** begin **
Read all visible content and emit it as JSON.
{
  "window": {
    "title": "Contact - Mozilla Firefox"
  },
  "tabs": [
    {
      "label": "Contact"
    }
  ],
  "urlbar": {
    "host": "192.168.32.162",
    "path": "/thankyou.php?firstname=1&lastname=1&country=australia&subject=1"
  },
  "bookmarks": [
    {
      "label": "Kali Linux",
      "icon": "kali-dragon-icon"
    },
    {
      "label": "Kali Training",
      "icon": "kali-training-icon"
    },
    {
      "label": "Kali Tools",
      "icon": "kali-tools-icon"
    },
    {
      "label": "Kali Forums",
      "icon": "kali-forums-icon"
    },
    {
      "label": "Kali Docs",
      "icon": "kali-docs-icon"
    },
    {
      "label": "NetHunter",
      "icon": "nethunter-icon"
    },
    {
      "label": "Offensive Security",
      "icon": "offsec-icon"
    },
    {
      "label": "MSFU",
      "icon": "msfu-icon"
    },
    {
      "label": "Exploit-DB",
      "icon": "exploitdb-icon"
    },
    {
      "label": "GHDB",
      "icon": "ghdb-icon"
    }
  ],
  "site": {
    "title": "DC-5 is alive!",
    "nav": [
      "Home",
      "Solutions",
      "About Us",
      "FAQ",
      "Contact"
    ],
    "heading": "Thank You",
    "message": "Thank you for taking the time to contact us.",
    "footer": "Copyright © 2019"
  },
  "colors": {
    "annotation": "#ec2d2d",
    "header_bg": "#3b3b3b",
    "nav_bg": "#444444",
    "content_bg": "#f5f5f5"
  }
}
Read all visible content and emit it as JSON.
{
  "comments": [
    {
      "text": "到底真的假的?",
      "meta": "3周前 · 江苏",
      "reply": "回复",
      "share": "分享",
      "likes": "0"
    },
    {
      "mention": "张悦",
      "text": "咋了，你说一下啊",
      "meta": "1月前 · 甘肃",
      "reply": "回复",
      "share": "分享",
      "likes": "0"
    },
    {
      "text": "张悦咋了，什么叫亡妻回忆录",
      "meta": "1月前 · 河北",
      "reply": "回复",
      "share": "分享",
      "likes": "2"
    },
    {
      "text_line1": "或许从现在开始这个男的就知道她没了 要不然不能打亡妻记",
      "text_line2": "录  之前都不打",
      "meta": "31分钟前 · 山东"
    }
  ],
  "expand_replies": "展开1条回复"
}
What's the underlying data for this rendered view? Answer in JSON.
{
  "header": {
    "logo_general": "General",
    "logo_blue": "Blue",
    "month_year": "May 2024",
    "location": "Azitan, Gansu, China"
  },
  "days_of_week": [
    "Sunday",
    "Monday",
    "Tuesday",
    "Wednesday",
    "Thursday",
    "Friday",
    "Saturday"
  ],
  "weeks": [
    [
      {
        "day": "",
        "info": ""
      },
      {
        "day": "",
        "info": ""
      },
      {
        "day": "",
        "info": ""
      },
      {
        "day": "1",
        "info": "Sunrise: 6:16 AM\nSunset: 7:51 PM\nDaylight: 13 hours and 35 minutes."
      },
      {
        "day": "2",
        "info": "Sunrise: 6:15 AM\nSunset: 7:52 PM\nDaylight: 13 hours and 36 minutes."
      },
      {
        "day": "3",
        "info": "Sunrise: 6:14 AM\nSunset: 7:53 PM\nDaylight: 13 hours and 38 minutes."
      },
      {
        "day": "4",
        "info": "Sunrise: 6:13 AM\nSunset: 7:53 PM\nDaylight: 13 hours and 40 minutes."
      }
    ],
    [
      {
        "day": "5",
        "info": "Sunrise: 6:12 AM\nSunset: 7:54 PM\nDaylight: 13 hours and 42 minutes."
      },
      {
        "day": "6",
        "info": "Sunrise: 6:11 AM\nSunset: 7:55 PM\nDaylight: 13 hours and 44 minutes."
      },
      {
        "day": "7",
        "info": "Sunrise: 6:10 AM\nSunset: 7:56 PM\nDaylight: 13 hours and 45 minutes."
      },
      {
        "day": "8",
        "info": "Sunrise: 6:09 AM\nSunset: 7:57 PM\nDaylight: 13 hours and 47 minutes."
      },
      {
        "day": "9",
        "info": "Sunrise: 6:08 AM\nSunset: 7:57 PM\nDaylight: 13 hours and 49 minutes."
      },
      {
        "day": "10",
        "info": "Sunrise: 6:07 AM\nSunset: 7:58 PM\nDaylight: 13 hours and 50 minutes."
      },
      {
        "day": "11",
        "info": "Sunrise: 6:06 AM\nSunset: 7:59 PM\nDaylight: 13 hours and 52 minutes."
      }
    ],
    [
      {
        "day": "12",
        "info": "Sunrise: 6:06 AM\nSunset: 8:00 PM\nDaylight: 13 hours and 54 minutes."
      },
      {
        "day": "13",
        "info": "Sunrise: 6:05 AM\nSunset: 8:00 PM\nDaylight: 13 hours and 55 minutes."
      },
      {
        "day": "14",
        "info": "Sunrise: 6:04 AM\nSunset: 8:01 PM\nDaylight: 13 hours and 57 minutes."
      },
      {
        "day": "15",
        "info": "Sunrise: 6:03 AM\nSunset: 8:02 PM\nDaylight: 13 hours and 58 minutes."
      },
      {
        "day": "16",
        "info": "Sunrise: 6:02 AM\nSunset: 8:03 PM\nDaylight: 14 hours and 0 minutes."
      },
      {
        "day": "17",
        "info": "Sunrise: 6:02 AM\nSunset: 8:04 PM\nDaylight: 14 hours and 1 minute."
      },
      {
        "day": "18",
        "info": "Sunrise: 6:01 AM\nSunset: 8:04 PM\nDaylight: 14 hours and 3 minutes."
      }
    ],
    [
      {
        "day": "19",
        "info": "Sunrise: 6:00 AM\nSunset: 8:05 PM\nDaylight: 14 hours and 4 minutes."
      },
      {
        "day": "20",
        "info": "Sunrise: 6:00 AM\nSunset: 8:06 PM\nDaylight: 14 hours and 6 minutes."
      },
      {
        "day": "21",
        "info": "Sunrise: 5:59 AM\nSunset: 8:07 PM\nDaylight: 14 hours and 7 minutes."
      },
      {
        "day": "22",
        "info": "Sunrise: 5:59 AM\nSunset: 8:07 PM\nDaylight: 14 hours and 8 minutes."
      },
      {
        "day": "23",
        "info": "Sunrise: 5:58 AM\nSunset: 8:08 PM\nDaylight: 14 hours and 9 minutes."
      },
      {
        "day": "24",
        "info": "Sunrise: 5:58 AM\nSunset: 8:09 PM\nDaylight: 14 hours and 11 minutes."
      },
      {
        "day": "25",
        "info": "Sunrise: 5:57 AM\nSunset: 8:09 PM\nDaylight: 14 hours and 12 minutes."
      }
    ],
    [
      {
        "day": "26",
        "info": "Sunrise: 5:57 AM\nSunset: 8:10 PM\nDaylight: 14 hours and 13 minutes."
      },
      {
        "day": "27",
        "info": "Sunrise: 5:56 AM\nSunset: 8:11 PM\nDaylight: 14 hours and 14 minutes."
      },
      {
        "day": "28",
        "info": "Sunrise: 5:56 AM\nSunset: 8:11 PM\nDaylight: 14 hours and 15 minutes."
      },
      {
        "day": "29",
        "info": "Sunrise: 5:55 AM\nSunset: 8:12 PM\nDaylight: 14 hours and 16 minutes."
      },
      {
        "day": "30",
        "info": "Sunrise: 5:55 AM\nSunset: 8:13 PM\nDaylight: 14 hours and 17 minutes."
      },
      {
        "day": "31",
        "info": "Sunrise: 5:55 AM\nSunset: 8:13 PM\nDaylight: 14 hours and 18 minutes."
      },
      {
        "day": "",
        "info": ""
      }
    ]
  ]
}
** end **
Write out the records shown above, exactly as they appear.

The output >>
Read all visible content and emit it as JSON.
{
  "window": {
    "title": "Contact - Mozilla Firefox"
  },
  "tabs": [
    {
      "label": "Contact"
    }
  ],
  "urlbar": {
    "host": "192.168.32.162",
    "path": "/thankyou.php?firstname=1&lastname=1&country=australia&subject=1"
  },
  "bookmarks": [
    {
      "label": "Kali Linux",
      "icon": "kali-dragon-icon"
    },
    {
      "label": "Kali Training",
      "icon": "kali-training-icon"
    },
    {
      "label": "Kali Tools",
      "icon": "kali-tools-icon"
    },
    {
      "label": "Kali Forums",
      "icon": "kali-forums-icon"
    },
    {
      "label": "Kali Docs",
      "icon": "kali-docs-icon"
    },
    {
      "label": "NetHunter",
      "icon": "nethunter-icon"
    },
    {
      "label": "Offensive Security",
      "icon": "offsec-icon"
    },
    {
      "label": "MSFU",
      "icon": "msfu-icon"
    },
    {
      "label": "Exploit-DB",
      "icon": "exploitdb-icon"
    },
    {
      "label": "GHDB",
      "icon": "ghdb-icon"
    }
  ],
  "site": {
    "title": "DC-5 is alive!",
    "nav": [
      "Home",
      "Solutions",
      "About Us",
      "FAQ",
      "Contact"
    ],
    "heading": "Thank You",
    "message": "Thank you for taking the time to contact us.",
    "footer": "Copyright © 2019"
  },
  "colors": {
    "annotation": "#ec2d2d",
    "header_bg": "#3b3b3b",
    "nav_bg": "#444444",
    "content_bg": "#f5f5f5"
  }
}
Read all visible content and emit it as JSON.
{
  "comments": [
    {
      "text": "到底真的假的?",
      "meta": "3周前 · 江苏",
      "reply": "回复",
      "share": "分享",
      "likes": "0"
    },
    {
      "mention": "张悦",
      "text": "咋了，你说一下啊",
      "meta": "1月前 · 甘肃",
      "reply": "回复",
      "share": "分享",
      "likes": "0"
    },
    {
      "text": "张悦咋了，什么叫亡妻回忆录",
      "meta": "1月前 · 河北",
      "reply": "回复",
      "share": "分享",
      "likes": "2"
    },
    {
      "text_line1": "或许从现在开始这个男的就知道她没了 要不然不能打亡妻记",
      "text_line2": "录  之前都不打",
      "meta": "31分钟前 · 山东"
    }
  ],
  "expand_replies": "展开1条回复"
}
What's the underlying data for this rendered view? Answer in JSON.
{
  "header": {
    "logo_general": "General",
    "logo_blue": "Blue",
    "month_year": "May 2024",
    "location": "Azitan, Gansu, China"
  },
  "days_of_week": [
    "Sunday",
    "Monday",
    "Tuesday",
    "Wednesday",
    "Thursday",
    "Friday",
    "Saturday"
  ],
  "weeks": [
    [
      {
        "day": "",
        "info": ""
      },
      {
        "day": "",
        "info": ""
      },
      {
        "day": "",
        "info": ""
      },
      {
        "day": "1",
        "info": "Sunrise: 6:16 AM\nSunset: 7:51 PM\nDaylight: 13 hours and 35 minutes."
      },
      {
        "day": "2",
        "info": "Sunrise: 6:15 AM\nSunset: 7:52 PM\nDaylight: 13 hours and 36 minutes."
      },
      {
        "day": "3",
        "info": "Sunrise: 6:14 AM\nSunset: 7:53 PM\nDaylight: 13 hours and 38 minutes."
      },
      {
        "day": "4",
        "info": "Sunrise: 6:13 AM\nSunset: 7:53 PM\nDaylight: 13 hours and 40 minutes."
      }
    ],
    [
      {
        "day": "5",
        "info": "Sunrise: 6:12 AM\nSunset: 7:54 PM\nDaylight: 13 hours and 42 minutes."
      },
      {
        "day": "6",
        "info": "Sunrise: 6:11 AM\nSunset: 7:55 PM\nDaylight: 13 hours and 44 minutes."
      },
      {
        "day": "7",
        "info": "Sunrise: 6:10 AM\nSunset: 7:56 PM\nDaylight: 13 hours and 45 minutes."
      },
      {
        "day": "8",
        "info": "Sunrise: 6:09 AM\nSunset: 7:57 PM\nDaylight: 13 hours and 47 minutes."
      },
      {
        "day": "9",
        "info": "Sunrise: 6:08 AM\nSunset: 7:57 PM\nDaylight: 13 hours and 49 minutes."
      },
      {
        "day": "10",
        "info": "Sunrise: 6:07 AM\nSunset: 7:58 PM\nDaylight: 13 hours and 50 minutes."
      },
      {
        "day": "11",
        "info": "Sunrise: 6:06 AM\nSunset: 7:59 PM\nDaylight: 13 hours and 52 minutes."
      }
    ],
    [
      {
        "day": "12",
        "info": "Sunrise: 6:06 AM\nSunset: 8:00 PM\nDaylight: 13 hours and 54 minutes."
      },
      {
        "day": "13",
        "info": "Sunrise: 6:05 AM\nSunset: 8:00 PM\nDaylight: 13 hours and 55 minutes."
      },
      {
        "day": "14",
        "info": "Sunrise: 6:04 AM\nSunset: 8:01 PM\nDaylight: 13 hours and 57 minutes."
      },
      {
        "day": "15",
        "info": "Sunrise: 6:03 AM\nSunset: 8:02 PM\nDaylight: 13 hours and 58 minutes."
      },
      {
        "day": "16",
        "info": "Sunrise: 6:02 AM\nSunset: 8:03 PM\nDaylight: 14 hours and 0 minutes."
      },
      {
        "day": "17",
        "info": "Sunrise: 6:02 AM\nSunset: 8:04 PM\nDaylight: 14 hours and 1 minute."
      },
      {
        "day": "18",
        "info": "Sunrise: 6:01 AM\nSunset: 8:04 PM\nDaylight: 14 hours and 3 minutes."
      }
    ],
    [
      {
        "day": "19",
        "info": "Sunrise: 6:00 AM\nSunset: 8:05 PM\nDaylight: 14 hours and 4 minutes."
      },
      {
        "day": "20",
        "info": "Sunrise: 6:00 AM\nSunset: 8:06 PM\nDaylight: 14 hours and 6 minutes."
      },
      {
        "day": "21",
        "info": "Sunrise: 5:59 AM\nSunset: 8:07 PM\nDaylight: 14 hours and 7 minutes."
      },
      {
        "day": "22",
        "info": "Sunrise: 5:59 AM\nSunset: 8:07 PM\nDaylight: 14 hours and 8 minutes."
      },
      {
        "day": "23",
        "info": "Sunrise: 5:58 AM\nSunset: 8:08 PM\nDaylight: 14 hours and 9 minutes."
      },
      {
        "day": "24",
        "info": "Sunrise: 5:58 AM\nSunset: 8:09 PM\nDaylight: 14 hours and 11 minutes."
      },
      {
        "day": "25",
        "info": "Sunrise: 5:57 AM\nSunset: 8:09 PM\nDaylight: 14 hours and 12 minutes."
      }
    ],
    [
      {
        "day": "26",
        "info": "Sunrise: 5:57 AM\nSunset: 8:10 PM\nDaylight: 14 hours and 13 minutes."
      },
      {
        "day": "27",
        "info": "Sunrise: 5:56 AM\nSunset: 8:11 PM\nDaylight: 14 hours and 14 minutes."
      },
      {
        "day": "28",
        "info": "Sunrise: 5:56 AM\nSunset: 8:11 PM\nDaylight: 14 hours and 15 minutes."
      },
      {
        "day": "29",
        "info": "Sunrise: 5:55 AM\nSunset: 8:12 PM\nDaylight: 14 hours and 16 minutes."
      },
      {
        "day": "30",
        "info": "Sunrise: 5:55 AM\nSunset: 8:13 PM\nDaylight: 14 hours and 17 minutes."
      },
      {
        "day": "31",
        "info": "Sunrise: 5:55 AM\nSunset: 8:13 PM\nDaylight: 14 hours and 18 minutes."
      },
      {
        "day": "",
        "info": ""
      }
    ]
  ]
}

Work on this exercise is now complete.